Stored entries
--- START ---

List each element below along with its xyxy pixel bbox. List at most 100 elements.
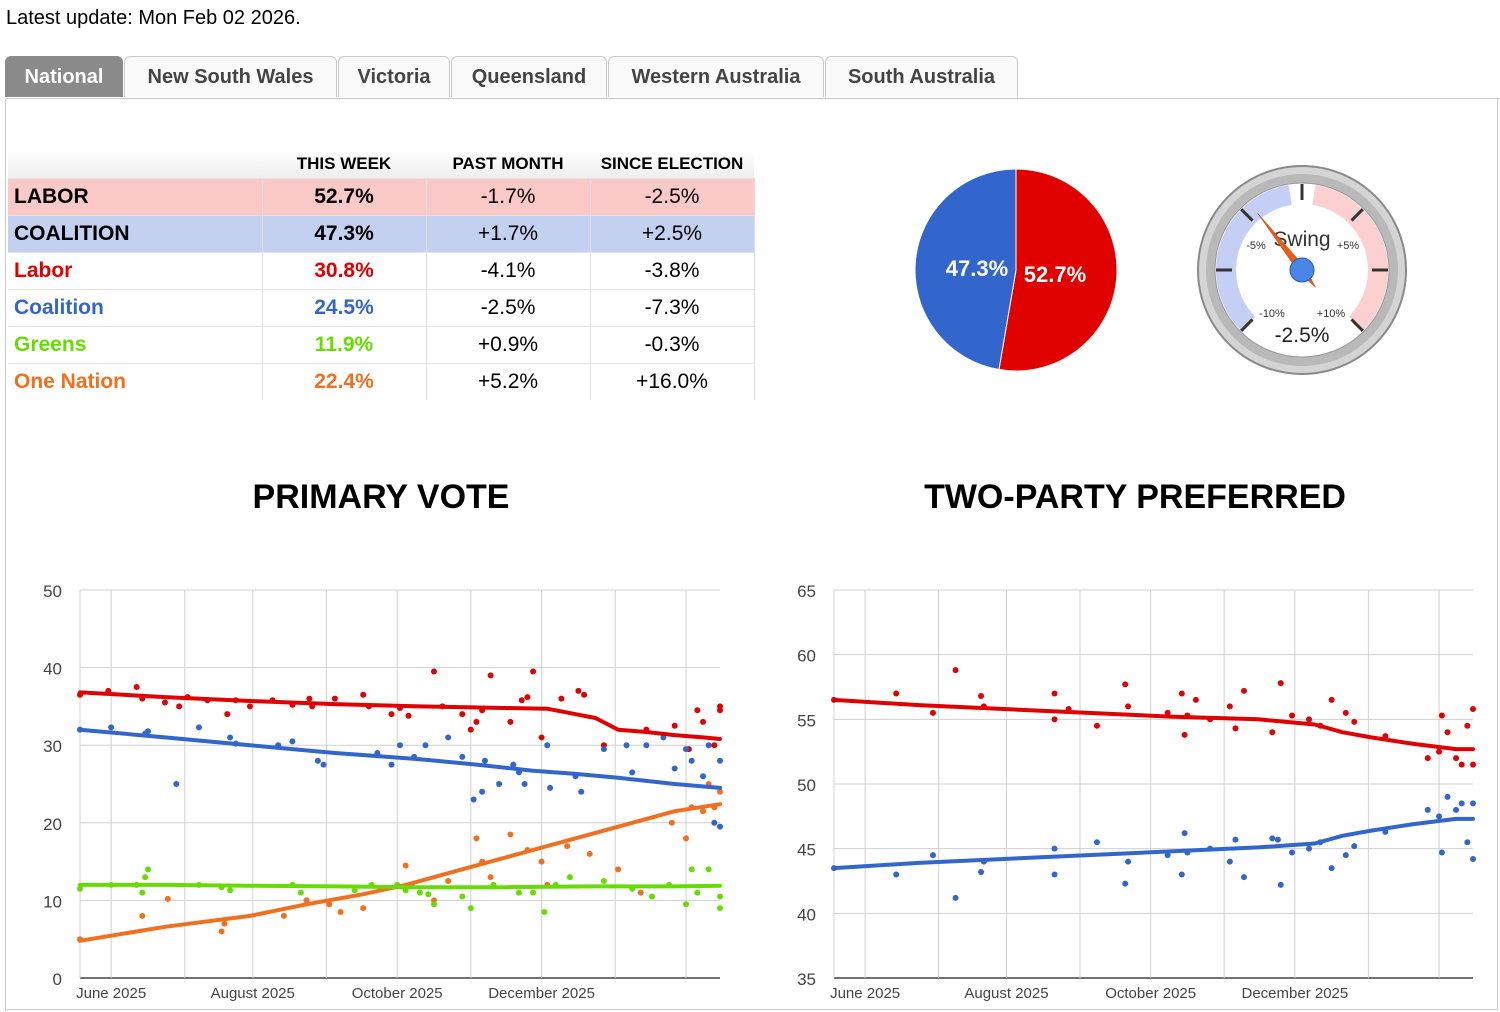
primary-vote-title: PRIMARY VOTE bbox=[252, 478, 510, 516]
poll-point bbox=[538, 734, 545, 741]
poll-point bbox=[1181, 830, 1188, 837]
poll-point bbox=[496, 781, 503, 787]
poll-point bbox=[1436, 748, 1443, 755]
poll-point bbox=[671, 722, 678, 729]
poll-point bbox=[717, 893, 723, 900]
poll-point bbox=[1424, 755, 1431, 762]
tab-victoria[interactable]: Victoria bbox=[338, 56, 450, 97]
poll-point bbox=[459, 893, 466, 900]
poll-point bbox=[600, 878, 607, 884]
series-coalition bbox=[77, 724, 723, 830]
poll-point bbox=[1178, 690, 1185, 697]
poll-point bbox=[683, 746, 690, 753]
poll-point bbox=[668, 819, 675, 826]
poll-point bbox=[558, 695, 565, 702]
poll-point bbox=[711, 819, 718, 826]
poll-point bbox=[161, 699, 168, 706]
poll-point bbox=[600, 746, 607, 753]
poll-point bbox=[510, 761, 517, 768]
summary-row: Coalition 24.5% -2.5% -7.3% bbox=[8, 289, 755, 327]
summary-row: Greens 11.9% +0.9% -0.3% bbox=[8, 326, 755, 364]
pie-slice-coalition bbox=[914, 168, 1017, 371]
poll-point bbox=[1328, 865, 1335, 872]
series-labor bbox=[831, 667, 1476, 768]
y-tick-label: 55 bbox=[797, 711, 816, 730]
poll-point bbox=[1444, 729, 1451, 736]
poll-point bbox=[142, 874, 149, 881]
poll-point bbox=[637, 889, 644, 896]
summary-since-election: -2.5% bbox=[590, 178, 755, 216]
summary-party-name: One Nation bbox=[8, 363, 263, 400]
poll-point bbox=[467, 726, 474, 733]
poll-point bbox=[422, 742, 429, 749]
x-tick-label: August 2025 bbox=[964, 985, 1048, 1002]
poll-point bbox=[1093, 722, 1100, 729]
poll-point bbox=[487, 672, 494, 679]
summary-header-past-month: PAST MONTH bbox=[426, 150, 590, 179]
summary-party-name: Greens bbox=[8, 326, 263, 364]
summary-row: LABOR 52.7% -1.7% -2.5% bbox=[8, 178, 755, 216]
poll-point bbox=[521, 781, 528, 787]
poll-point bbox=[388, 761, 395, 768]
poll-point bbox=[1240, 687, 1247, 694]
poll-point bbox=[1164, 709, 1171, 716]
poll-point bbox=[717, 823, 723, 830]
poll-point bbox=[1470, 761, 1476, 768]
poll-point bbox=[337, 909, 344, 916]
summary-past-month: -2.5% bbox=[426, 289, 591, 327]
poll-point bbox=[1093, 839, 1100, 846]
poll-point bbox=[694, 707, 701, 714]
x-tick-label: June 2025 bbox=[76, 985, 146, 1002]
poll-point bbox=[1351, 718, 1358, 725]
poll-point bbox=[487, 874, 494, 881]
trend-line bbox=[78, 690, 722, 741]
poll-point bbox=[547, 784, 554, 791]
poll-point bbox=[1289, 712, 1296, 719]
summary-party-name: LABOR bbox=[8, 178, 263, 216]
y-tick-label: 60 bbox=[797, 647, 816, 666]
poll-point bbox=[530, 889, 537, 896]
swing-gauge: -5% +5% -10% +10% Swing -2.5% bbox=[1197, 165, 1407, 375]
content-panel bbox=[5, 98, 1498, 1010]
y-tick-label: 40 bbox=[43, 660, 62, 679]
y-tick-label: 50 bbox=[797, 776, 816, 795]
tab-queensland[interactable]: Queensland bbox=[451, 56, 607, 97]
poll-point bbox=[893, 690, 900, 697]
poll-point bbox=[297, 889, 304, 896]
gauge-tick bbox=[1350, 208, 1364, 222]
poll-point bbox=[1232, 725, 1239, 732]
poll-point bbox=[1051, 845, 1058, 852]
summary-past-month: +5.2% bbox=[426, 363, 591, 400]
region-tabs: National New South Wales Victoria Queens… bbox=[5, 56, 1500, 99]
poll-point bbox=[683, 835, 690, 842]
poll-point bbox=[1306, 845, 1313, 852]
poll-point bbox=[566, 874, 573, 881]
line-chart-1: 0 10 20 30 40 50 June 2025 August 2025 October 2… bbox=[43, 582, 723, 1002]
poll-point bbox=[507, 718, 514, 725]
poll-point bbox=[405, 712, 412, 719]
summary-header-this-week: THIS WEEK bbox=[262, 150, 426, 179]
trend-line bbox=[78, 727, 722, 790]
y-tick-label: 10 bbox=[43, 892, 62, 911]
summary-party-name: Coalition bbox=[8, 289, 263, 327]
gauge-tick-minus10: -10% bbox=[1259, 308, 1285, 320]
summary-row: COALITION 47.3% +1.7% +2.5% bbox=[8, 215, 755, 253]
poll-point bbox=[473, 835, 480, 842]
tab-new-south-wales[interactable]: New South Wales bbox=[124, 56, 337, 97]
tab-south-australia[interactable]: South Australia bbox=[825, 56, 1018, 97]
summary-row: Labor 30.8% -4.1% -3.8% bbox=[8, 252, 755, 290]
tab-western-australia[interactable]: Western Australia bbox=[608, 56, 824, 97]
poll-point bbox=[227, 887, 234, 894]
poll-point bbox=[326, 901, 333, 908]
summary-past-month: +1.7% bbox=[426, 215, 591, 253]
poll-point bbox=[538, 858, 545, 865]
y-tick-label: 0 bbox=[53, 970, 62, 989]
summary-since-election: -3.8% bbox=[590, 252, 755, 290]
poll-point bbox=[688, 866, 695, 873]
poll-point bbox=[306, 695, 313, 702]
poll-point bbox=[578, 788, 585, 795]
summary-this-week: 11.9% bbox=[262, 326, 427, 364]
poll-point bbox=[77, 885, 83, 892]
tab-national[interactable]: National bbox=[5, 56, 123, 97]
poll-point bbox=[1351, 843, 1358, 850]
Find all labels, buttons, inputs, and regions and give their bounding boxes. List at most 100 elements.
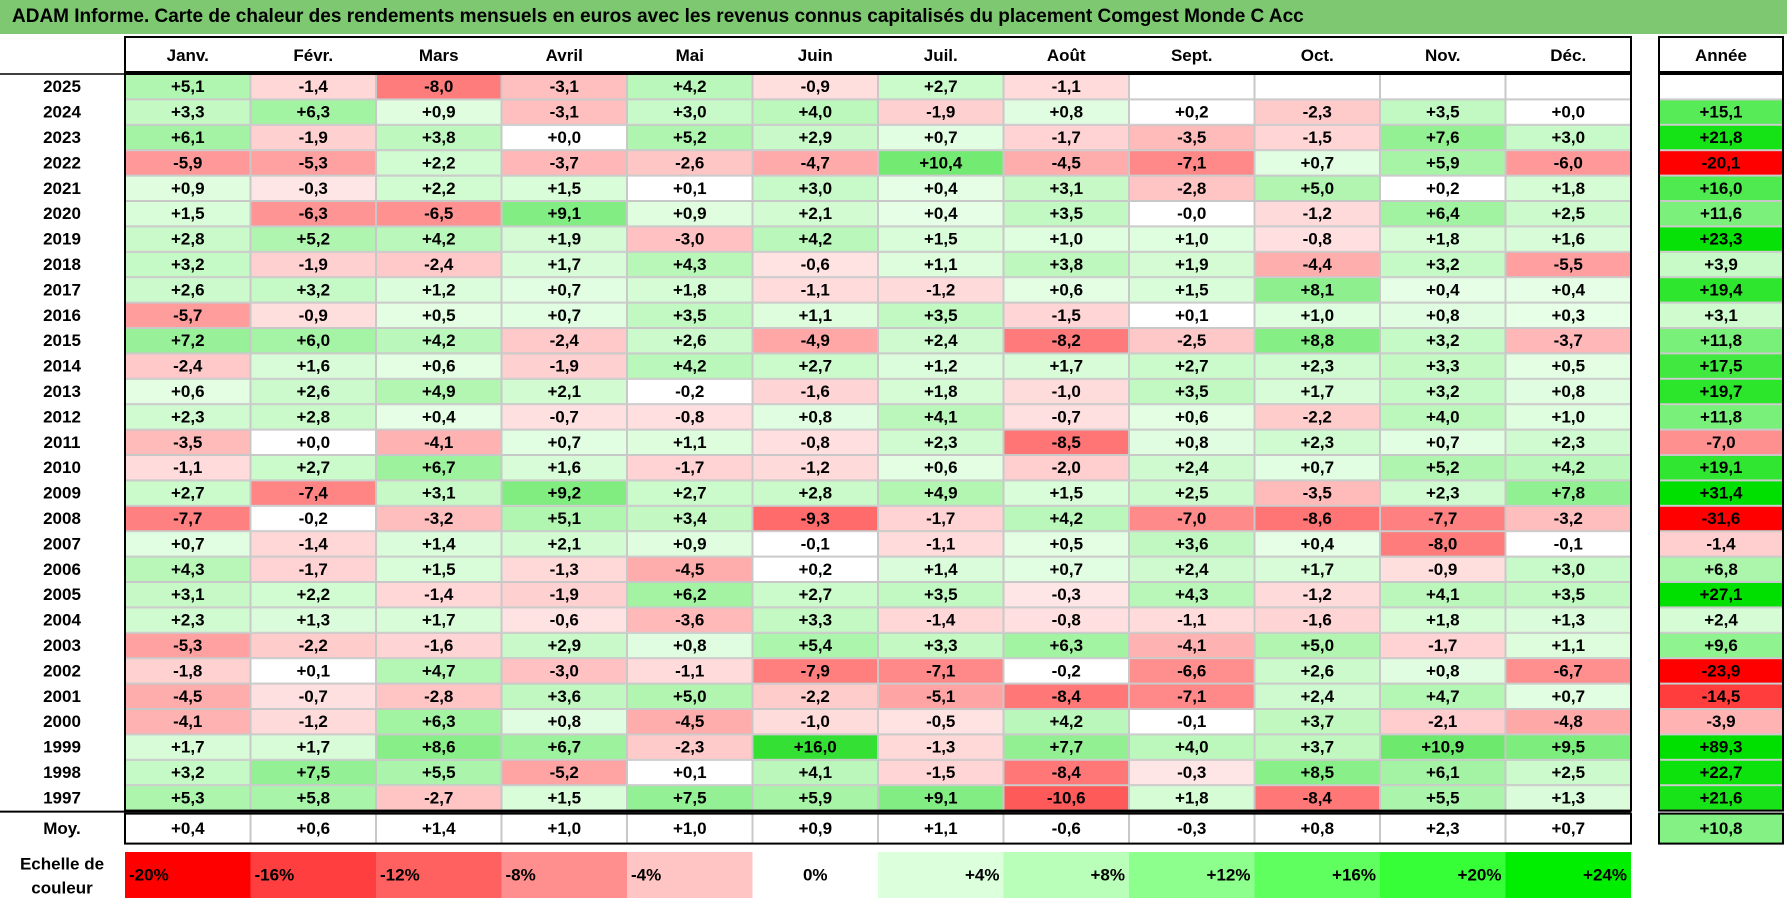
heatmap-cell bbox=[752, 150, 878, 176]
cell-value: +3,2 bbox=[1426, 255, 1460, 274]
scale-step-label: -16% bbox=[255, 866, 295, 885]
heatmap-cell bbox=[1003, 480, 1129, 506]
annual-cell bbox=[1659, 709, 1783, 735]
cell-value: -1,9 bbox=[299, 255, 328, 274]
average-cell bbox=[376, 813, 502, 844]
heatmap-cell bbox=[501, 378, 627, 405]
cell-value: +1,5 bbox=[422, 560, 456, 579]
heatmap-cell bbox=[1254, 683, 1380, 709]
heatmap-cell bbox=[1003, 455, 1129, 481]
cell-value: +3,2 bbox=[171, 763, 205, 782]
cell-value: +2,6 bbox=[673, 331, 707, 350]
scale-swatch bbox=[376, 852, 502, 898]
heatmap-cell bbox=[1380, 150, 1506, 176]
heatmap-cell bbox=[627, 150, 753, 176]
heatmap-cell bbox=[878, 378, 1004, 405]
cell-value: +6,1 bbox=[1426, 763, 1460, 782]
heatmap-cell bbox=[1380, 353, 1506, 379]
heatmap-cell bbox=[1505, 607, 1631, 633]
heatmap-cell bbox=[501, 480, 627, 506]
cell-value: +0,4 bbox=[1426, 280, 1460, 299]
cell-value: -3,0 bbox=[675, 230, 704, 249]
heatmap-cell bbox=[250, 277, 376, 303]
heatmap-cell bbox=[250, 302, 376, 329]
cell-value: -5,7 bbox=[173, 306, 202, 325]
heatmap-cell bbox=[1505, 378, 1631, 405]
cell-value: +4,1 bbox=[798, 763, 832, 782]
heatmap-cell bbox=[1254, 277, 1380, 303]
annual-cell bbox=[1659, 683, 1783, 709]
cell-value: +0,8 bbox=[1426, 661, 1460, 680]
cell-value: +0,4 bbox=[1551, 280, 1585, 299]
heatmap-cell bbox=[1505, 277, 1631, 303]
heatmap-cell bbox=[250, 353, 376, 379]
heatmap-cell bbox=[627, 251, 753, 278]
cell-value: +2,4 bbox=[1175, 560, 1209, 579]
cell-value: +0,1 bbox=[1175, 306, 1209, 325]
cell-value: +1,1 bbox=[924, 255, 958, 274]
heatmap-cell bbox=[1003, 175, 1129, 202]
heatmap-cell bbox=[1254, 302, 1380, 329]
row-year-label: 2018 bbox=[43, 255, 81, 274]
cell-value: +3,8 bbox=[422, 128, 456, 147]
heatmap-cell bbox=[1003, 505, 1129, 532]
heatmap-cell bbox=[627, 582, 753, 608]
cell-value: +6,1 bbox=[171, 128, 205, 147]
heatmap-cell bbox=[627, 404, 753, 430]
heatmap-cell bbox=[878, 251, 1004, 278]
scale-step-label: +16% bbox=[1332, 866, 1376, 885]
heatmap-cell bbox=[752, 302, 878, 329]
heatmap-cell bbox=[1505, 531, 1631, 557]
heatmap-cell bbox=[752, 328, 878, 354]
heatmap-cell bbox=[1003, 658, 1129, 684]
heatmap-cell bbox=[501, 709, 627, 735]
annual-cell bbox=[1659, 201, 1783, 227]
heatmap-cell bbox=[125, 480, 251, 506]
heatmap-cell bbox=[501, 582, 627, 608]
heatmap-cell bbox=[878, 759, 1004, 786]
heatmap-cell bbox=[250, 404, 376, 430]
month-header: Janv. bbox=[167, 46, 209, 65]
heatmap-cell bbox=[1003, 785, 1129, 811]
annual-value: +21,6 bbox=[1699, 788, 1742, 807]
heatmap-cell bbox=[501, 99, 627, 125]
annual-cell bbox=[1659, 480, 1783, 506]
cell-value: -1,1 bbox=[675, 661, 704, 680]
cell-value: +2,5 bbox=[1175, 484, 1209, 503]
heatmap-cell bbox=[627, 607, 753, 633]
heatmap-cell bbox=[125, 658, 251, 684]
annual-header: Année bbox=[1695, 46, 1747, 65]
heatmap-cell bbox=[376, 328, 502, 354]
heatmap-cell bbox=[1254, 709, 1380, 735]
cell-value: -4,5 bbox=[173, 687, 202, 706]
cell-value: +1,6 bbox=[296, 357, 330, 376]
heatmap-cell bbox=[878, 658, 1004, 684]
heatmap-cell bbox=[1129, 505, 1255, 532]
average-value: +1,1 bbox=[924, 819, 958, 838]
cell-value: -6,5 bbox=[424, 204, 453, 223]
cell-value: +4,3 bbox=[1175, 585, 1209, 604]
cell-value: +4,1 bbox=[1426, 585, 1460, 604]
heatmap-cell bbox=[1380, 251, 1506, 278]
row-year-label: 2017 bbox=[43, 280, 81, 299]
cell-value: +7,7 bbox=[1049, 738, 1083, 757]
cell-value: -0,0 bbox=[1177, 204, 1206, 223]
heatmap-cell bbox=[376, 353, 502, 379]
annual-value: +3,9 bbox=[1704, 255, 1738, 274]
cell-value: +1,3 bbox=[1551, 611, 1585, 630]
cell-value: -2,3 bbox=[1303, 103, 1332, 122]
heatmap-cell bbox=[376, 632, 502, 659]
heatmap-cell bbox=[1380, 226, 1506, 252]
cell-value: +3,0 bbox=[1551, 560, 1585, 579]
annual-value: +89,3 bbox=[1699, 738, 1742, 757]
annual-cell bbox=[1659, 74, 1783, 100]
cell-value: +0,8 bbox=[798, 407, 832, 426]
cell-value: -8,0 bbox=[1428, 534, 1457, 553]
heatmap-cell bbox=[752, 226, 878, 252]
heatmap-cell bbox=[376, 201, 502, 227]
cell-value: +3,8 bbox=[1049, 255, 1083, 274]
heatmap-cell bbox=[376, 683, 502, 709]
cell-value: +0,7 bbox=[1049, 560, 1083, 579]
cell-value: -2,2 bbox=[1303, 407, 1332, 426]
cell-value: +3,5 bbox=[924, 306, 958, 325]
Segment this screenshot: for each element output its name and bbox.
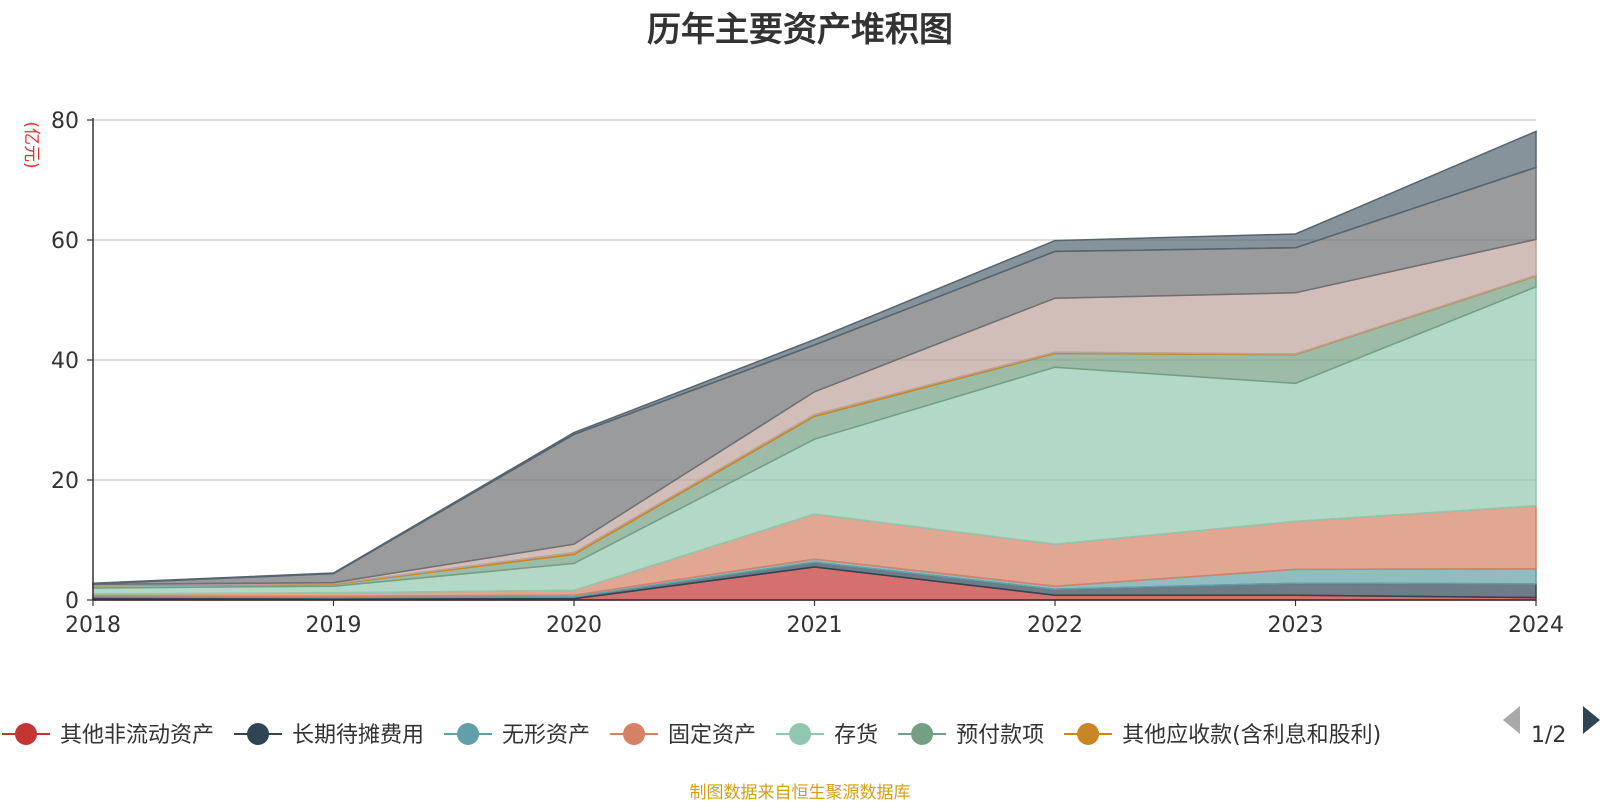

--- END ---

_WORK TO DO:_
Rewrite the lines starting at the one containing "heatmap-cell bbox=[752, 150, 878, 176]" and ending at the one containing "heatmap-cell bbox=[1505, 607, 1631, 633]", switching "heatmap-cell" to "grid-cell" and keeping everything else the same.

_RESULT OF THE TASK:_
grid-cell bbox=[752, 150, 878, 176]
cell-value: +3,2 bbox=[1426, 255, 1460, 274]
scale-step-label: -16% bbox=[255, 866, 295, 885]
grid-cell bbox=[1003, 480, 1129, 506]
annual-cell bbox=[1659, 709, 1783, 735]
cell-value: -1,9 bbox=[299, 255, 328, 274]
average-cell bbox=[376, 813, 502, 844]
grid-cell bbox=[501, 378, 627, 405]
cell-value: +1,5 bbox=[422, 560, 456, 579]
grid-cell bbox=[1254, 683, 1380, 709]
grid-cell bbox=[1003, 455, 1129, 481]
cell-value: +3,2 bbox=[171, 763, 205, 782]
cell-value: +2,6 bbox=[673, 331, 707, 350]
scale-swatch bbox=[376, 852, 502, 898]
grid-cell bbox=[1380, 150, 1506, 176]
grid-cell bbox=[627, 150, 753, 176]
grid-cell bbox=[878, 378, 1004, 405]
cell-value: +6,1 bbox=[1426, 763, 1460, 782]
grid-cell bbox=[1380, 353, 1506, 379]
grid-cell bbox=[1505, 607, 1631, 633]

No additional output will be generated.